## Start Source data

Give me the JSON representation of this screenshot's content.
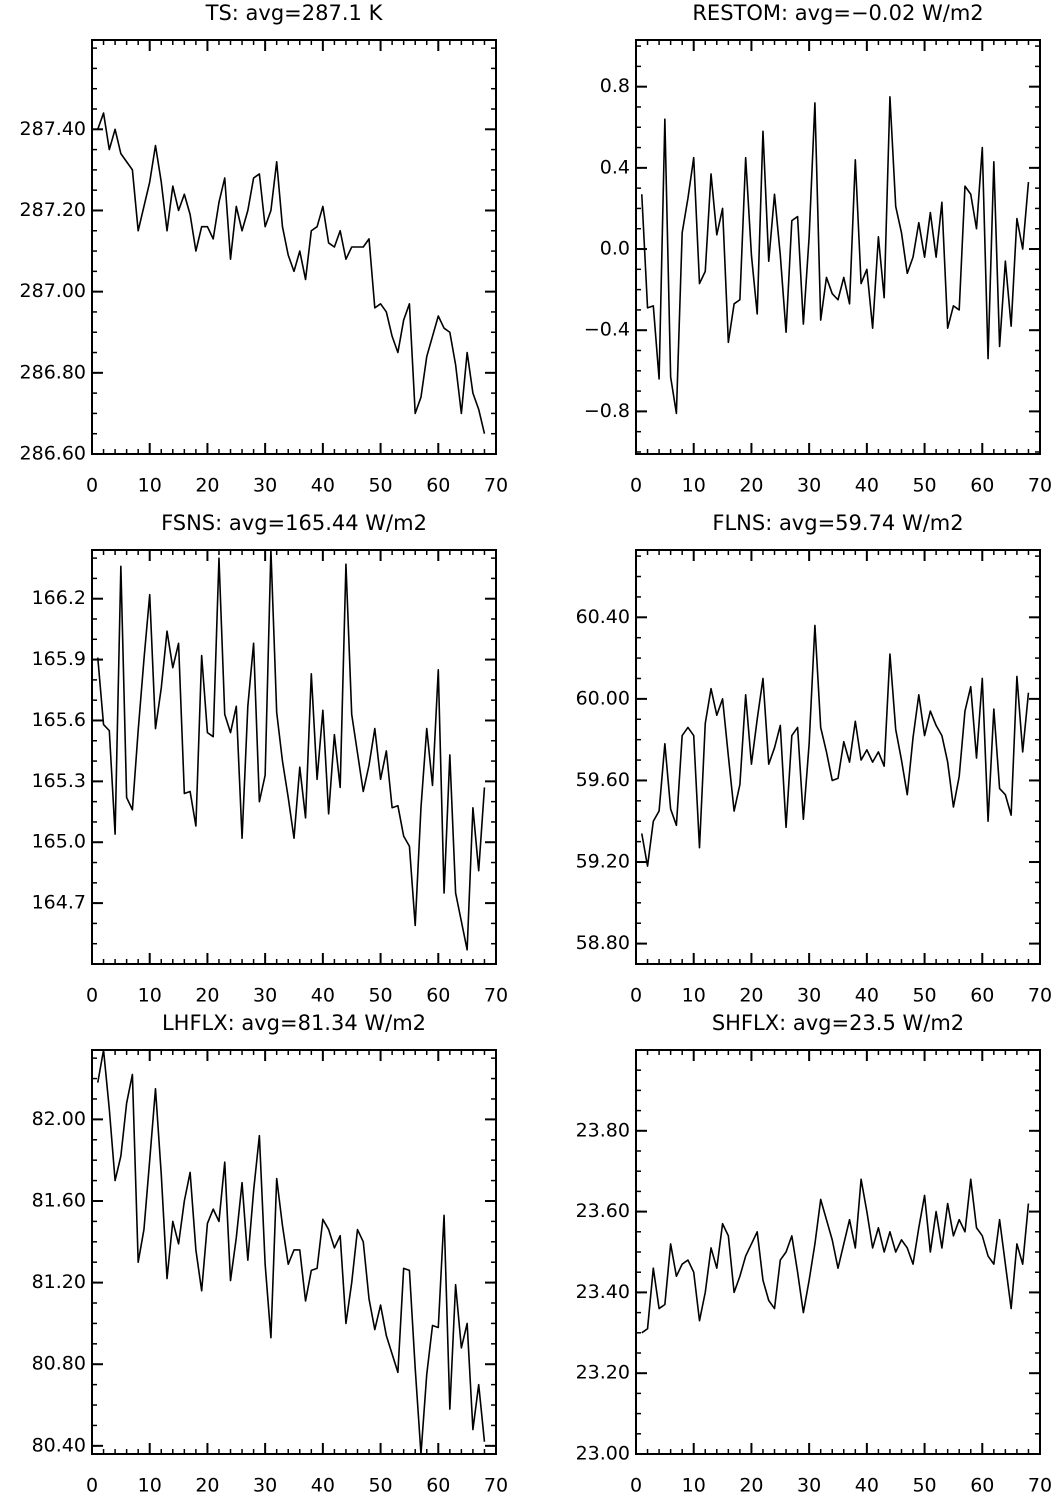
{
  "chart_data": [
    {
      "type": "line",
      "title": "TS: avg=287.1 K",
      "color": "#000000",
      "x": [
        1,
        2,
        3,
        4,
        5,
        6,
        7,
        8,
        9,
        10,
        11,
        12,
        13,
        14,
        15,
        16,
        17,
        18,
        19,
        20,
        21,
        22,
        23,
        24,
        25,
        26,
        27,
        28,
        29,
        30,
        31,
        32,
        33,
        34,
        35,
        36,
        37,
        38,
        39,
        40,
        41,
        42,
        43,
        44,
        45,
        46,
        47,
        48,
        49,
        50,
        51,
        52,
        53,
        54,
        55,
        56,
        57,
        58,
        59,
        60,
        61,
        62,
        63,
        64,
        65,
        66,
        67,
        68
      ],
      "values": [
        287.4,
        287.44,
        287.35,
        287.4,
        287.34,
        287.32,
        287.3,
        287.15,
        287.21,
        287.27,
        287.36,
        287.27,
        287.15,
        287.26,
        287.2,
        287.24,
        287.19,
        287.1,
        287.16,
        287.16,
        287.13,
        287.22,
        287.28,
        287.08,
        287.21,
        287.15,
        287.2,
        287.28,
        287.29,
        287.16,
        287.2,
        287.32,
        287.16,
        287.09,
        287.05,
        287.1,
        287.03,
        287.15,
        287.16,
        287.21,
        287.12,
        287.11,
        287.15,
        287.08,
        287.11,
        287.11,
        287.11,
        287.13,
        286.96,
        286.97,
        286.95,
        286.89,
        286.85,
        286.93,
        286.97,
        286.7,
        286.74,
        286.84,
        286.89,
        286.94,
        286.91,
        286.9,
        286.82,
        286.7,
        286.85,
        286.75,
        286.71,
        286.65
      ],
      "xlim": [
        0,
        70
      ],
      "xticks": [
        0,
        10,
        20,
        30,
        40,
        50,
        60,
        70
      ],
      "ylim": [
        286.6,
        287.62
      ],
      "yticks": [
        {
          "value": 286.6,
          "label": "286.60"
        },
        {
          "value": 286.8,
          "label": "286.80"
        },
        {
          "value": 287.0,
          "label": "287.00"
        },
        {
          "value": 287.2,
          "label": "287.20"
        },
        {
          "value": 287.4,
          "label": "287.40"
        }
      ]
    },
    {
      "type": "line",
      "title": "RESTOM: avg=−0.02 W/m2",
      "color": "#000000",
      "x": [
        1,
        2,
        3,
        4,
        5,
        6,
        7,
        8,
        9,
        10,
        11,
        12,
        13,
        14,
        15,
        16,
        17,
        18,
        19,
        20,
        21,
        22,
        23,
        24,
        25,
        26,
        27,
        28,
        29,
        30,
        31,
        32,
        33,
        34,
        35,
        36,
        37,
        38,
        39,
        40,
        41,
        42,
        43,
        44,
        45,
        46,
        47,
        48,
        49,
        50,
        51,
        52,
        53,
        54,
        55,
        56,
        57,
        58,
        59,
        60,
        61,
        62,
        63,
        64,
        65,
        66,
        67,
        68
      ],
      "values": [
        0.27,
        -0.29,
        -0.28,
        -0.64,
        0.64,
        -0.63,
        -0.81,
        0.08,
        0.25,
        0.45,
        -0.17,
        -0.11,
        0.37,
        0.07,
        0.2,
        -0.46,
        -0.27,
        -0.25,
        0.45,
        -0.03,
        -0.32,
        0.58,
        -0.06,
        0.27,
        -0.03,
        -0.41,
        0.14,
        0.16,
        -0.37,
        0.06,
        0.72,
        -0.35,
        -0.14,
        -0.22,
        -0.25,
        -0.14,
        -0.27,
        0.44,
        -0.17,
        -0.1,
        -0.39,
        0.06,
        -0.24,
        0.75,
        0.21,
        0.08,
        -0.12,
        -0.04,
        0.13,
        -0.04,
        0.18,
        -0.04,
        0.23,
        -0.39,
        -0.28,
        -0.3,
        0.31,
        0.27,
        0.1,
        0.5,
        -0.54,
        0.43,
        -0.48,
        -0.06,
        -0.38,
        0.15,
        0.0,
        0.33
      ],
      "xlim": [
        0,
        70
      ],
      "xticks": [
        0,
        10,
        20,
        30,
        40,
        50,
        60,
        70
      ],
      "ylim": [
        -1.01,
        1.03
      ],
      "yticks": [
        {
          "value": -0.8,
          "label": "−0.8"
        },
        {
          "value": -0.4,
          "label": "−0.4"
        },
        {
          "value": 0,
          "label": "0.0"
        },
        0.4,
        0.8
      ]
    },
    {
      "type": "line",
      "title": "FSNS: avg=165.44 W/m2",
      "color": "#000000",
      "x": [
        1,
        2,
        3,
        4,
        5,
        6,
        7,
        8,
        9,
        10,
        11,
        12,
        13,
        14,
        15,
        16,
        17,
        18,
        19,
        20,
        21,
        22,
        23,
        24,
        25,
        26,
        27,
        28,
        29,
        30,
        31,
        32,
        33,
        34,
        35,
        36,
        37,
        38,
        39,
        40,
        41,
        42,
        43,
        44,
        45,
        46,
        47,
        48,
        49,
        50,
        51,
        52,
        53,
        54,
        55,
        56,
        57,
        58,
        59,
        60,
        61,
        62,
        63,
        64,
        65,
        66,
        67,
        68
      ],
      "values": [
        165.91,
        165.58,
        165.55,
        165.04,
        166.36,
        165.22,
        165.16,
        165.55,
        165.9,
        166.22,
        165.56,
        165.76,
        166.04,
        165.86,
        165.98,
        165.24,
        165.25,
        165.08,
        165.92,
        165.54,
        165.52,
        166.4,
        165.63,
        165.54,
        165.67,
        165.02,
        165.67,
        165.98,
        165.2,
        165.33,
        166.44,
        165.64,
        165.4,
        165.22,
        165.02,
        165.37,
        165.12,
        165.83,
        165.31,
        165.65,
        165.14,
        165.53,
        165.27,
        166.37,
        165.63,
        165.44,
        165.25,
        165.38,
        165.56,
        165.31,
        165.45,
        165.17,
        165.18,
        165.03,
        164.98,
        164.59,
        165.17,
        165.56,
        165.28,
        165.85,
        164.75,
        165.43,
        164.75,
        164.61,
        164.47,
        165.17,
        164.86,
        165.27
      ],
      "xlim": [
        0,
        70
      ],
      "xticks": [
        0,
        10,
        20,
        30,
        40,
        50,
        60,
        70
      ],
      "ylim": [
        164.4,
        166.44
      ],
      "yticks": [
        164.7,
        {
          "value": 165.0,
          "label": "165.0"
        },
        165.3,
        165.6,
        165.9,
        166.2
      ]
    },
    {
      "type": "line",
      "title": "FLNS: avg=59.74 W/m2",
      "color": "#000000",
      "x": [
        1,
        2,
        3,
        4,
        5,
        6,
        7,
        8,
        9,
        10,
        11,
        12,
        13,
        14,
        15,
        16,
        17,
        18,
        19,
        20,
        21,
        22,
        23,
        24,
        25,
        26,
        27,
        28,
        29,
        30,
        31,
        32,
        33,
        34,
        35,
        36,
        37,
        38,
        39,
        40,
        41,
        42,
        43,
        44,
        45,
        46,
        47,
        48,
        49,
        50,
        51,
        52,
        53,
        54,
        55,
        56,
        57,
        58,
        59,
        60,
        61,
        62,
        63,
        64,
        65,
        66,
        67,
        68
      ],
      "values": [
        59.34,
        59.18,
        59.4,
        59.45,
        59.78,
        59.46,
        59.38,
        59.82,
        59.86,
        59.82,
        59.27,
        59.88,
        60.05,
        59.92,
        60.0,
        59.72,
        59.45,
        59.58,
        60.02,
        59.68,
        59.9,
        60.1,
        59.68,
        59.76,
        59.87,
        59.37,
        59.82,
        59.86,
        59.41,
        59.78,
        60.36,
        59.86,
        59.74,
        59.6,
        59.61,
        59.79,
        59.69,
        59.89,
        59.7,
        59.75,
        59.69,
        59.74,
        59.67,
        60.22,
        59.85,
        59.7,
        59.53,
        59.81,
        60.02,
        59.82,
        59.94,
        59.87,
        59.82,
        59.69,
        59.47,
        59.62,
        59.94,
        60.06,
        59.71,
        60.1,
        59.4,
        59.95,
        59.56,
        59.53,
        59.43,
        60.11,
        59.74,
        60.03
      ],
      "xlim": [
        0,
        70
      ],
      "xticks": [
        0,
        10,
        20,
        30,
        40,
        50,
        60,
        70
      ],
      "ylim": [
        58.7,
        60.73
      ],
      "yticks": [
        {
          "value": 58.8,
          "label": "58.80"
        },
        {
          "value": 59.2,
          "label": "59.20"
        },
        {
          "value": 59.6,
          "label": "59.60"
        },
        {
          "value": 60.0,
          "label": "60.00"
        },
        {
          "value": 60.4,
          "label": "60.40"
        }
      ]
    },
    {
      "type": "line",
      "title": "LHFLX: avg=81.34 W/m2",
      "color": "#000000",
      "x": [
        1,
        2,
        3,
        4,
        5,
        6,
        7,
        8,
        9,
        10,
        11,
        12,
        13,
        14,
        15,
        16,
        17,
        18,
        19,
        20,
        21,
        22,
        23,
        24,
        25,
        26,
        27,
        28,
        29,
        30,
        31,
        32,
        33,
        34,
        35,
        36,
        37,
        38,
        39,
        40,
        41,
        42,
        43,
        44,
        45,
        46,
        47,
        48,
        49,
        50,
        51,
        52,
        53,
        54,
        55,
        56,
        57,
        58,
        59,
        60,
        61,
        62,
        63,
        64,
        65,
        66,
        67,
        68
      ],
      "values": [
        82.18,
        82.34,
        82.05,
        81.7,
        81.82,
        82.08,
        82.22,
        81.3,
        81.46,
        81.8,
        82.15,
        81.73,
        81.22,
        81.5,
        81.39,
        81.6,
        81.74,
        81.36,
        81.16,
        81.49,
        81.56,
        81.5,
        81.79,
        81.21,
        81.42,
        81.69,
        81.31,
        81.65,
        81.92,
        81.29,
        80.93,
        81.71,
        81.48,
        81.29,
        81.36,
        81.36,
        81.11,
        81.26,
        81.27,
        81.51,
        81.46,
        81.37,
        81.43,
        81.0,
        81.2,
        81.46,
        81.4,
        81.12,
        80.97,
        81.09,
        80.94,
        80.85,
        80.76,
        81.27,
        81.26,
        80.78,
        80.36,
        80.75,
        80.99,
        80.98,
        81.53,
        80.58,
        81.19,
        80.88,
        81.0,
        80.48,
        80.7,
        80.42
      ],
      "xlim": [
        0,
        70
      ],
      "xticks": [
        0,
        10,
        20,
        30,
        40,
        50,
        60,
        70
      ],
      "ylim": [
        80.36,
        82.34
      ],
      "yticks": [
        {
          "value": 80.4,
          "label": "80.40"
        },
        {
          "value": 80.8,
          "label": "80.80"
        },
        {
          "value": 81.2,
          "label": "81.20"
        },
        {
          "value": 81.6,
          "label": "81.60"
        },
        {
          "value": 82.0,
          "label": "82.00"
        }
      ]
    },
    {
      "type": "line",
      "title": "SHFLX: avg=23.5 W/m2",
      "color": "#000000",
      "x": [
        1,
        2,
        3,
        4,
        5,
        6,
        7,
        8,
        9,
        10,
        11,
        12,
        13,
        14,
        15,
        16,
        17,
        18,
        19,
        20,
        21,
        22,
        23,
        24,
        25,
        26,
        27,
        28,
        29,
        30,
        31,
        32,
        33,
        34,
        35,
        36,
        37,
        38,
        39,
        40,
        41,
        42,
        43,
        44,
        45,
        46,
        47,
        48,
        49,
        50,
        51,
        52,
        53,
        54,
        55,
        56,
        57,
        58,
        59,
        60,
        61,
        62,
        63,
        64,
        65,
        66,
        67,
        68
      ],
      "values": [
        23.3,
        23.31,
        23.46,
        23.36,
        23.37,
        23.52,
        23.44,
        23.47,
        23.48,
        23.45,
        23.33,
        23.4,
        23.51,
        23.46,
        23.57,
        23.54,
        23.4,
        23.44,
        23.49,
        23.52,
        23.55,
        23.43,
        23.38,
        23.36,
        23.48,
        23.5,
        23.54,
        23.45,
        23.35,
        23.43,
        23.52,
        23.63,
        23.58,
        23.53,
        23.46,
        23.52,
        23.58,
        23.51,
        23.68,
        23.6,
        23.51,
        23.56,
        23.5,
        23.55,
        23.5,
        23.53,
        23.51,
        23.47,
        23.56,
        23.64,
        23.5,
        23.6,
        23.51,
        23.62,
        23.54,
        23.58,
        23.55,
        23.68,
        23.56,
        23.54,
        23.49,
        23.47,
        23.58,
        23.47,
        23.36,
        23.52,
        23.47,
        23.62
      ],
      "xlim": [
        0,
        70
      ],
      "xticks": [
        0,
        10,
        20,
        30,
        40,
        50,
        60,
        70
      ],
      "ylim": [
        23.0,
        24.0
      ],
      "yticks": [
        {
          "value": 23.0,
          "label": "23.00"
        },
        {
          "value": 23.2,
          "label": "23.20"
        },
        {
          "value": 23.4,
          "label": "23.40"
        },
        {
          "value": 23.6,
          "label": "23.60"
        },
        {
          "value": 23.8,
          "label": "23.80"
        }
      ]
    }
  ]
}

## End Source data

• [Exercise aim]:
Pick out the lines that have the word "title". Copy them all.

• [Result]:
      "title": "TS: avg=287.1 K",
      "title": "RESTOM: avg=−0.02 W/m2",
      "title": "FSNS: avg=165.44 W/m2",
      "title": "FLNS: avg=59.74 W/m2",
      "title": "LHFLX: avg=81.34 W/m2",
      "title": "SHFLX: avg=23.5 W/m2",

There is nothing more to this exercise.